= Exercise =
Omit all pictures and give the records below again exactly as written.

= Data for processing =
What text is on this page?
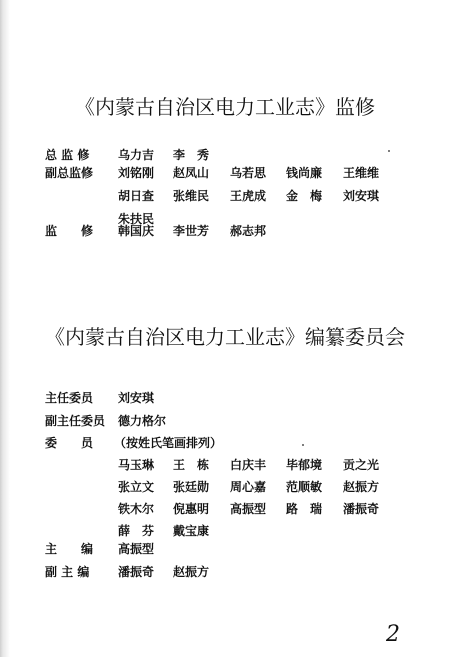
《内蒙古自治区电力工业志》监修
总 监 修 乌力吉 李　秀
副总监修 刘铭刚 赵凤山 乌若思 钱尚廉 王维维
胡日查 张维民 王虎成 金　梅 刘安琪
朱扶民
监　　修 韩国庆 李世芳 郝志邦
《内蒙古自治区电力工业志》编纂委员会
主任委员 刘安琪
副主任委员 德力格尔
委　　员 （按姓氏笔画排列）
马玉琳 王　栋 白庆丰 毕郁境 贡之光
张立文 张廷勋 周心嘉 范顺敏 赵振方
铁木尔 倪惠明 高振型 路　瑞 潘振奇
薛　芬 戴宝康
主　　编 高振型
副 主 编 潘振奇 赵振方
2
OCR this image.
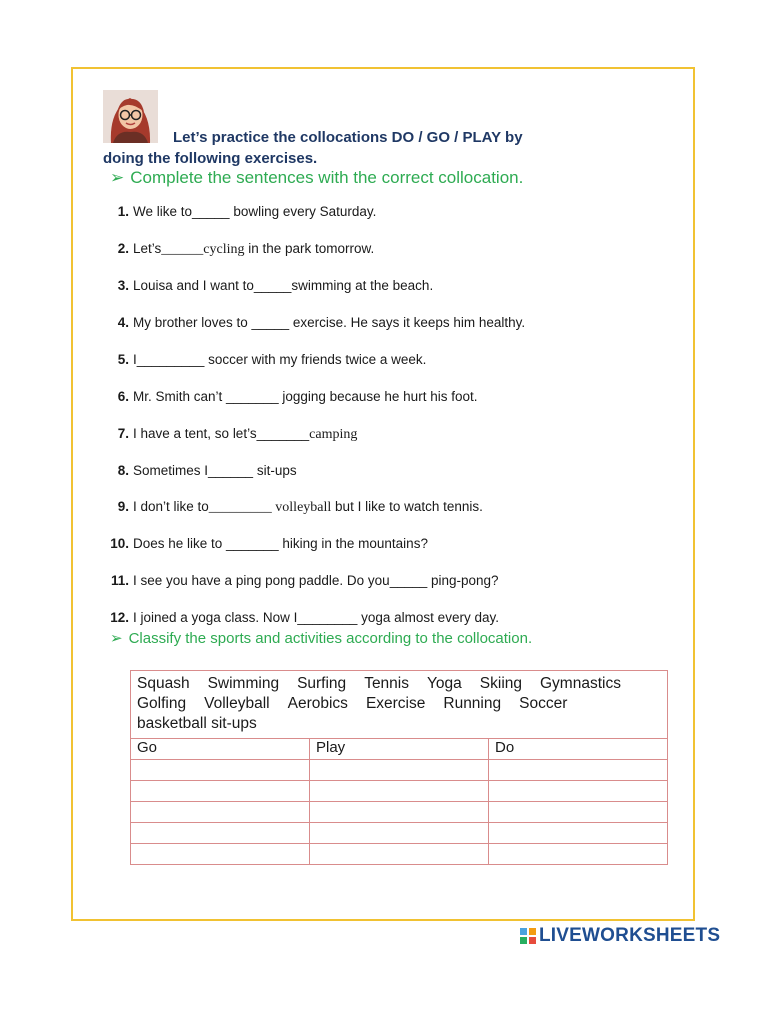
Let’s practice the collocations DO / GO / PLAY by
doing the following exercises.
➢ Complete the sentences with the correct collocation.
1. We like to_____ bowling every Saturday.
2. Let’s______cycling in the park tomorrow.
3. Louisa and I want to_____swimming at the beach.
4. My brother loves to _____ exercise. He says it keeps him healthy.
5. I_________ soccer with my friends twice a week.
6. Mr. Smith can’t _______ jogging because he hurt his foot.
7. I have a tent, so let’s_______camping
8. Sometimes I______ sit-ups
9. I don’t like to_________ volleyball but I like to watch tennis.
10. Does he like to _______ hiking in the mountains?
11. I see you have a ping pong paddle. Do you_____ ping-pong?
12. I joined a yoga class. Now I________ yoga almost every day.
➢ Classify the sports and activities according to the collocation.
Squash Swimming Surfing Tennis Yoga Skiing Gymnastics
Golfing Volleyball Aerobics Exercise Running Soccer
basketball sit-ups		

Go	Play	Do

LIVEWORKSHEETS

= Exercise response =
What text is on this page?
《内蒙古自治区电力工业志》监修
总 监 修 乌力吉 李　秀
副总监修 刘铭刚 赵凤山 乌若思 钱尚廉 王维维
胡日查 张维民 王虎成 金　梅 刘安琪
朱扶民
监　　修 韩国庆 李世芳 郝志邦
《内蒙古自治区电力工业志》编纂委员会
主任委员 刘安琪
副主任委员 德力格尔
委　　员 （按姓氏笔画排列）
马玉琳 王　栋 白庆丰 毕郁境 贡之光
张立文 张廷勋 周心嘉 范顺敏 赵振方
铁木尔 倪惠明 高振型 路　瑞 潘振奇
薛　芬 戴宝康
主　　编 高振型
副 主 编 潘振奇 赵振方
2
OCR this image.
Let’s practice the collocations DO / GO / PLAY by
doing the following exercises.
➢ Complete the sentences with the correct collocation.
1. We like to_____ bowling every Saturday.
2. Let’s______cycling in the park tomorrow.
3. Louisa and I want to_____swimming at the beach.
4. My brother loves to _____ exercise. He says it keeps him healthy.
5. I_________ soccer with my friends twice a week.
6. Mr. Smith can’t _______ jogging because he hurt his foot.
7. I have a tent, so let’s_______camping
8. Sometimes I______ sit-ups
9. I don’t like to_________ volleyball but I like to watch tennis.
10. Does he like to _______ hiking in the mountains?
11. I see you have a ping pong paddle. Do you_____ ping-pong?
12. I joined a yoga class. Now I________ yoga almost every day.
➢ Classify the sports and activities according to the collocation.
Squash Swimming Surfing Tennis Yoga Skiing Gymnastics
Golfing Volleyball Aerobics Exercise Running Soccer
basketball sit-ups		

Go	Play	Do

LIVEWORKSHEETS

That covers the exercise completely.